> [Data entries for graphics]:
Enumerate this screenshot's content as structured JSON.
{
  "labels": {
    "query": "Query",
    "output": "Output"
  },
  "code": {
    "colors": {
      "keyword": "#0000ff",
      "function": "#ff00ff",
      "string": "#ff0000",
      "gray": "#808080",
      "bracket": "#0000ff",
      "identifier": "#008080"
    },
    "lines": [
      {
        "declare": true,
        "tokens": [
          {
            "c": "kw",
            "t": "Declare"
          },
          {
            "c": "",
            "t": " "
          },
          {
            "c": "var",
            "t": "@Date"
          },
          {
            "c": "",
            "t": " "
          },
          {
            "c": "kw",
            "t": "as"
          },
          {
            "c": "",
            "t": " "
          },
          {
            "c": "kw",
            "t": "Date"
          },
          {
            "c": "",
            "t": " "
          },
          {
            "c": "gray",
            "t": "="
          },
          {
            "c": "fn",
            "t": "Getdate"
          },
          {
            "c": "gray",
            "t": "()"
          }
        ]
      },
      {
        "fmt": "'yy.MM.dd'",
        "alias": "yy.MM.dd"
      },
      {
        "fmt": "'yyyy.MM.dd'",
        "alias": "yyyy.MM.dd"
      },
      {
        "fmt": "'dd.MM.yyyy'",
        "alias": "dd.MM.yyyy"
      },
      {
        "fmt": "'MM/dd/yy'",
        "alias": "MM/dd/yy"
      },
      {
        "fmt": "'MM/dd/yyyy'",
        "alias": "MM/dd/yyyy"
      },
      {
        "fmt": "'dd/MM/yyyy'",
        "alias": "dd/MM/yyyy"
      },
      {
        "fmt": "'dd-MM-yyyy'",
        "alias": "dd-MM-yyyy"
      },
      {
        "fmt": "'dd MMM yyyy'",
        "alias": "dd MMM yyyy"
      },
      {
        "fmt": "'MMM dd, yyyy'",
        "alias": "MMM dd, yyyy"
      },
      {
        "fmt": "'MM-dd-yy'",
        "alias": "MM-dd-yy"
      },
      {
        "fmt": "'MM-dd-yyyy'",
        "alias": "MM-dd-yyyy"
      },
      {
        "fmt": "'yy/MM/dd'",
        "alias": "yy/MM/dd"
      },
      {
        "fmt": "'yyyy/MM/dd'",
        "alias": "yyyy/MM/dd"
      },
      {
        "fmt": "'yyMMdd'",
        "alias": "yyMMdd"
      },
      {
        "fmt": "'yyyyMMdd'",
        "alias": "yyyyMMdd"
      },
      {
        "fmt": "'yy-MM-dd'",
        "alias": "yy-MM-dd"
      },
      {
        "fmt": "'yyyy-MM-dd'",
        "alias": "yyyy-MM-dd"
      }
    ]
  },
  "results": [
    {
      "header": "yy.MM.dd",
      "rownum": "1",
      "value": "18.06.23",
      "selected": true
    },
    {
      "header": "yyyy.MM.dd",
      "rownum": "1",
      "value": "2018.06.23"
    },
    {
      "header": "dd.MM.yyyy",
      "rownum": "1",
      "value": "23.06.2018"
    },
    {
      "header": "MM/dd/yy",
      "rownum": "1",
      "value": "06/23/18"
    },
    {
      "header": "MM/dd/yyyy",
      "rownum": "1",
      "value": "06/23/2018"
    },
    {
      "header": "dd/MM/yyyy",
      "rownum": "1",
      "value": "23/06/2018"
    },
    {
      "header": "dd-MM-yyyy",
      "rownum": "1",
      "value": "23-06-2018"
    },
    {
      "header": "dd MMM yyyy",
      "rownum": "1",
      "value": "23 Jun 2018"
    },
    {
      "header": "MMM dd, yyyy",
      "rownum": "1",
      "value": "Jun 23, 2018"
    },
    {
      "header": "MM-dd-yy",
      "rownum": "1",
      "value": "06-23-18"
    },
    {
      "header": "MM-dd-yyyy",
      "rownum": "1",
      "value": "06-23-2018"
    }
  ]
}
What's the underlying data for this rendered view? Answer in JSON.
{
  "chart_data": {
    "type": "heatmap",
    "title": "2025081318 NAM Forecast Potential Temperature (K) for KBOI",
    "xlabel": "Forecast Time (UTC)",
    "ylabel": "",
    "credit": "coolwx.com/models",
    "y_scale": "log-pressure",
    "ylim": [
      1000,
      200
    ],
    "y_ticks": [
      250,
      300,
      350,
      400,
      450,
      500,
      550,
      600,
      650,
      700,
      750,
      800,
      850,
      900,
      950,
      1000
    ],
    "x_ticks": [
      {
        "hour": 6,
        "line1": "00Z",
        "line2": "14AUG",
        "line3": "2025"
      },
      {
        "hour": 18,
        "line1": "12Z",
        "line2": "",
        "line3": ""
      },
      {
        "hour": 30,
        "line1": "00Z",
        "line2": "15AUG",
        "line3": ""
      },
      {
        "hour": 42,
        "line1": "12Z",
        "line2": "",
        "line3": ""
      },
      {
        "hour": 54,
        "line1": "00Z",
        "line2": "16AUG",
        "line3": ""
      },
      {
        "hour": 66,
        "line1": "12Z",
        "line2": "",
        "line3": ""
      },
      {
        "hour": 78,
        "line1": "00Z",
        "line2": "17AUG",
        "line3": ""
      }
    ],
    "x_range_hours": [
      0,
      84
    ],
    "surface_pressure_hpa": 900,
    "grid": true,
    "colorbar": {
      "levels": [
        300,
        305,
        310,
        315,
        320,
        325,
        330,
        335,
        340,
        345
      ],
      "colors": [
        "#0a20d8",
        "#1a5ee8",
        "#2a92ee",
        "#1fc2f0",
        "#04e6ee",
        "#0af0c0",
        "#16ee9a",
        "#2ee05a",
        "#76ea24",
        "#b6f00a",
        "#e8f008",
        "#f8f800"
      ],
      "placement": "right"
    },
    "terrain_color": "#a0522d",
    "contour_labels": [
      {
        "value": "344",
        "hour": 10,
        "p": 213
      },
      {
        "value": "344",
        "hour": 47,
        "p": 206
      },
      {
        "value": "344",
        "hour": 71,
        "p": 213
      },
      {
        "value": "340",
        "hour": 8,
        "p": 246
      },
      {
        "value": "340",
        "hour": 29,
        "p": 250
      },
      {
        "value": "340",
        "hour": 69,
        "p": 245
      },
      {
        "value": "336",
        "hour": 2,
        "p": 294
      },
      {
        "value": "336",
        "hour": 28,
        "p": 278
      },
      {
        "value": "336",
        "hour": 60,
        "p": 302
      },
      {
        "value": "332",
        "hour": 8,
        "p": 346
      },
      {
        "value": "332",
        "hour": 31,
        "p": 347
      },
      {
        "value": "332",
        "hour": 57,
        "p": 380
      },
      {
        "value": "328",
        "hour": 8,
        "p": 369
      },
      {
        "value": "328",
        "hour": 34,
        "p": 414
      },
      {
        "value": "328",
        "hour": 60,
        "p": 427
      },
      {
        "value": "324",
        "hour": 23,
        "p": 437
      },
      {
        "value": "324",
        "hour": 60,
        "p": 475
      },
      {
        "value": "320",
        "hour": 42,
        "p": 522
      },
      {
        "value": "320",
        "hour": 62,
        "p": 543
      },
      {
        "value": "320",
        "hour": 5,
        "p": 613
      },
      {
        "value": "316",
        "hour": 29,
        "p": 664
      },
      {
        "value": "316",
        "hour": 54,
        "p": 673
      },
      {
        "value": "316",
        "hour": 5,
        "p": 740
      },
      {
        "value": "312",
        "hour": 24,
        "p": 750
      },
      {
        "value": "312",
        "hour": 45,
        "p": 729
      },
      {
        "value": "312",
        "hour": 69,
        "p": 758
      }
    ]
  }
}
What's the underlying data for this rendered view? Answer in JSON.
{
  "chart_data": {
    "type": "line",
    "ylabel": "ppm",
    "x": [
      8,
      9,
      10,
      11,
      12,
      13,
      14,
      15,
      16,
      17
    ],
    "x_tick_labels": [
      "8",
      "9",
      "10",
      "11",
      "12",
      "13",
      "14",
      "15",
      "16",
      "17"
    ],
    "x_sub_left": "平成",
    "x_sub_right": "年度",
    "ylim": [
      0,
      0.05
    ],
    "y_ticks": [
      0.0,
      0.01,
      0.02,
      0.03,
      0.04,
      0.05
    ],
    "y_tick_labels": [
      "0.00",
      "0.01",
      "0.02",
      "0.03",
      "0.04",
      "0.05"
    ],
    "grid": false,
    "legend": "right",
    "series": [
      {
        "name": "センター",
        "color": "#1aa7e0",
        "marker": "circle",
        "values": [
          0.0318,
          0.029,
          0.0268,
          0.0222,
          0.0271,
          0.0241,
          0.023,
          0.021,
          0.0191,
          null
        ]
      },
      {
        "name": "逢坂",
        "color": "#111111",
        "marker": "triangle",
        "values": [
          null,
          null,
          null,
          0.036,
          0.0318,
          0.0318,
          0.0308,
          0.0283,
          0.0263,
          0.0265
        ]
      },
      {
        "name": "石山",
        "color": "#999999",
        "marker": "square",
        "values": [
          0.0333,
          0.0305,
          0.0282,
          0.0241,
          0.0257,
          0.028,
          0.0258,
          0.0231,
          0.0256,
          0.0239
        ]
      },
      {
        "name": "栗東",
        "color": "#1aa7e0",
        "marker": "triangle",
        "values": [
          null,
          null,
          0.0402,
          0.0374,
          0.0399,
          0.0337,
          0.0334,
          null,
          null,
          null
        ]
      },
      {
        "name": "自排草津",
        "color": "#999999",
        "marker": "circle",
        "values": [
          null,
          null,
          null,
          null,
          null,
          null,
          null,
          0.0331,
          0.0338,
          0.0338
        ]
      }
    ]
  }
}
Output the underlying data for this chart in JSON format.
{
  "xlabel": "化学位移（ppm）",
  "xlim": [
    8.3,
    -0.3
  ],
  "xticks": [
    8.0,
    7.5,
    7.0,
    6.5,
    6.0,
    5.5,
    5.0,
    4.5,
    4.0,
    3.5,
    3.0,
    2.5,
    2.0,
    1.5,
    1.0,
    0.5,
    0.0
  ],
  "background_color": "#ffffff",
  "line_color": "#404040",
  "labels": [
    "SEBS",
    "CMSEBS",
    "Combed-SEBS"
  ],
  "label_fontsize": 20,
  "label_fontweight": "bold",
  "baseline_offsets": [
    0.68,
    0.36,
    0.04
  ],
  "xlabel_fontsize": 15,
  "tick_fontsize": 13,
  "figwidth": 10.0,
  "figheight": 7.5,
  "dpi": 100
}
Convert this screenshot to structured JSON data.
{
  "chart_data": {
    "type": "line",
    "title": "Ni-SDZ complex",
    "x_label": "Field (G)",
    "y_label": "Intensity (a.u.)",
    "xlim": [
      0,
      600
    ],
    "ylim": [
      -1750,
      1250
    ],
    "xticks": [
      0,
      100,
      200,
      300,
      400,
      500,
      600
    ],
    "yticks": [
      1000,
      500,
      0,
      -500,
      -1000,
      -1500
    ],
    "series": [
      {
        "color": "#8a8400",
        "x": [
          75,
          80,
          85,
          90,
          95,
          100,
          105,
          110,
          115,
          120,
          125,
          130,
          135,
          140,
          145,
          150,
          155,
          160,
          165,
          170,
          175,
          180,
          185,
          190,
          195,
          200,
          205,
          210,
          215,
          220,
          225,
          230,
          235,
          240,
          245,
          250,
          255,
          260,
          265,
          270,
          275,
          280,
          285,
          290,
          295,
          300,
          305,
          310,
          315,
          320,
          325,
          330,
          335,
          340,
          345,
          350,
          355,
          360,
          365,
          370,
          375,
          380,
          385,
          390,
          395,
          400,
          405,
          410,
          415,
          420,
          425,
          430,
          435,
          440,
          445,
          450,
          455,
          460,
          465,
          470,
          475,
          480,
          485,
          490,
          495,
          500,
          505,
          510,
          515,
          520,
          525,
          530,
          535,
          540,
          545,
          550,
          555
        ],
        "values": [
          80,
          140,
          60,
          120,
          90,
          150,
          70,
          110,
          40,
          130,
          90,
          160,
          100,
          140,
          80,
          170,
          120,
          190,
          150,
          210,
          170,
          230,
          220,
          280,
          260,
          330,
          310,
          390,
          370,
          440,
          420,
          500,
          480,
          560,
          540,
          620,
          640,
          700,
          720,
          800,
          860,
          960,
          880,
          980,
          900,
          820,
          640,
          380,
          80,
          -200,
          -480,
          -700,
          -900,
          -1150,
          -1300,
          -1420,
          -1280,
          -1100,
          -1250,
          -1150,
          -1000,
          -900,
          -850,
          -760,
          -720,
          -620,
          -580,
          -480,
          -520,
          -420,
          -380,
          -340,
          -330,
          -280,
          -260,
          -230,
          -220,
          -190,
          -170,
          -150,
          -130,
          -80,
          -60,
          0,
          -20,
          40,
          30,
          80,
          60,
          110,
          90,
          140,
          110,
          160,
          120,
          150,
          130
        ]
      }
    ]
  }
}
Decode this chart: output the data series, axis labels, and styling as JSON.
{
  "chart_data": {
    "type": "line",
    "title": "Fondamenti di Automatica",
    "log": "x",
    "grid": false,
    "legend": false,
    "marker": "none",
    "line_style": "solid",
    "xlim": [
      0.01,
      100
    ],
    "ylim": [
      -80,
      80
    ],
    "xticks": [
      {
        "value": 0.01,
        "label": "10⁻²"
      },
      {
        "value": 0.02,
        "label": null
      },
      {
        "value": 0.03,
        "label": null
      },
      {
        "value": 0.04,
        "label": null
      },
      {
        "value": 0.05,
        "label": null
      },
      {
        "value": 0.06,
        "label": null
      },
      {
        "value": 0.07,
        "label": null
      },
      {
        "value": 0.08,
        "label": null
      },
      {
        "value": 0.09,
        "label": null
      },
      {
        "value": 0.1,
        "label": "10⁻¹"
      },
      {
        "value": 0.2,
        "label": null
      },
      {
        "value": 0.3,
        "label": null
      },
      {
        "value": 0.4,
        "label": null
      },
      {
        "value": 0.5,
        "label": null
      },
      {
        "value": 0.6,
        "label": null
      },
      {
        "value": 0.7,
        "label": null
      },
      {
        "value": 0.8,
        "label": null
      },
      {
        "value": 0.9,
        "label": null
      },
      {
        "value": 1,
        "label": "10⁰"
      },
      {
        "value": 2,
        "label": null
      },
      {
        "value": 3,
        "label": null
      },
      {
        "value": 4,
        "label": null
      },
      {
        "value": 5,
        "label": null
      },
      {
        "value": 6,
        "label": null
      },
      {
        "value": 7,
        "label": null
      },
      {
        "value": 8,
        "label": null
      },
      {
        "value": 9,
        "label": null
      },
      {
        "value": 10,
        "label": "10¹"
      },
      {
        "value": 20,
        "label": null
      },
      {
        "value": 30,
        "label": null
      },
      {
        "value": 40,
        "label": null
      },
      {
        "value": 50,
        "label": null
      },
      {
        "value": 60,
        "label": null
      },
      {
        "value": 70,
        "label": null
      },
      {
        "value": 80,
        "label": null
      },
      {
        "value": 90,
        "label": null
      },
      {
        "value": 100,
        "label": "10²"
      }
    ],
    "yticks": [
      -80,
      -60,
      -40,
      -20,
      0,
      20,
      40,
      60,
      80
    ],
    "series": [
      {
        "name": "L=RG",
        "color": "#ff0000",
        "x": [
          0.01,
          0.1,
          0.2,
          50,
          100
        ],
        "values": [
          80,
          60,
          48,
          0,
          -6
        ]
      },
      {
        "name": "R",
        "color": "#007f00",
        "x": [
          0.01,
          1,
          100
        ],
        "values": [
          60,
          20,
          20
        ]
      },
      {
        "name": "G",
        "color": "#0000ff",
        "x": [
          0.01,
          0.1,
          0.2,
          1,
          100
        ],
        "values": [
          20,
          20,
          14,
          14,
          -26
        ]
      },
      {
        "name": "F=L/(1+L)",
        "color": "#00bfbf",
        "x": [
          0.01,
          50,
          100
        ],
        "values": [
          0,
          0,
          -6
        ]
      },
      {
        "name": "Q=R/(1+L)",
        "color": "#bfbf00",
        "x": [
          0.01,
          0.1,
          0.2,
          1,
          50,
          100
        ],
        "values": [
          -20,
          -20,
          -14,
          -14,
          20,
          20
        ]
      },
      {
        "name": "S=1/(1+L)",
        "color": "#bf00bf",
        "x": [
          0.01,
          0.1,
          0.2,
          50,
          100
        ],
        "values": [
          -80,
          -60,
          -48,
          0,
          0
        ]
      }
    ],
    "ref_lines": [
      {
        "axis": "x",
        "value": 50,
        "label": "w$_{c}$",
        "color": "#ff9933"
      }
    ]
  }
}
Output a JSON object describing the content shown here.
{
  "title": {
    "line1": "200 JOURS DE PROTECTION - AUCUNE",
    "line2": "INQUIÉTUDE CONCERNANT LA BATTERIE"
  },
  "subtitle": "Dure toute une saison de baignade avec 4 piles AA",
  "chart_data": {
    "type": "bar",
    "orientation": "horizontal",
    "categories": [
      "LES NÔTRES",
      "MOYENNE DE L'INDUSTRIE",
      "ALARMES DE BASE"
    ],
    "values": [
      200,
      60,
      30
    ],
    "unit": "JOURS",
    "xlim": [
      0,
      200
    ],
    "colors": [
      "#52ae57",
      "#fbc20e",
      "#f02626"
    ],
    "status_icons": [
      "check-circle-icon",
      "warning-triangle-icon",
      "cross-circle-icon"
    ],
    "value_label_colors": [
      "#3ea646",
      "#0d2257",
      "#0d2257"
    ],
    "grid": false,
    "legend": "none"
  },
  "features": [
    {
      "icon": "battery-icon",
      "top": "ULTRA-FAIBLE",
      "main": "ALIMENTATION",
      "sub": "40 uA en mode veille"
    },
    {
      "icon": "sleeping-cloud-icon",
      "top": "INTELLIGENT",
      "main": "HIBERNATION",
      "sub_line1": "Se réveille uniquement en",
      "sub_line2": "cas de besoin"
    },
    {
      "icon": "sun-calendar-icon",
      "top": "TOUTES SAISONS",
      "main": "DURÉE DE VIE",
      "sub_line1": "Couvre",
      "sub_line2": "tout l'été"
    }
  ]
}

> [Stated problem]: Your task is to report how many lines of the material include the string "screenshot". Give the number and no other words.

> [Solution to this exercise]: 2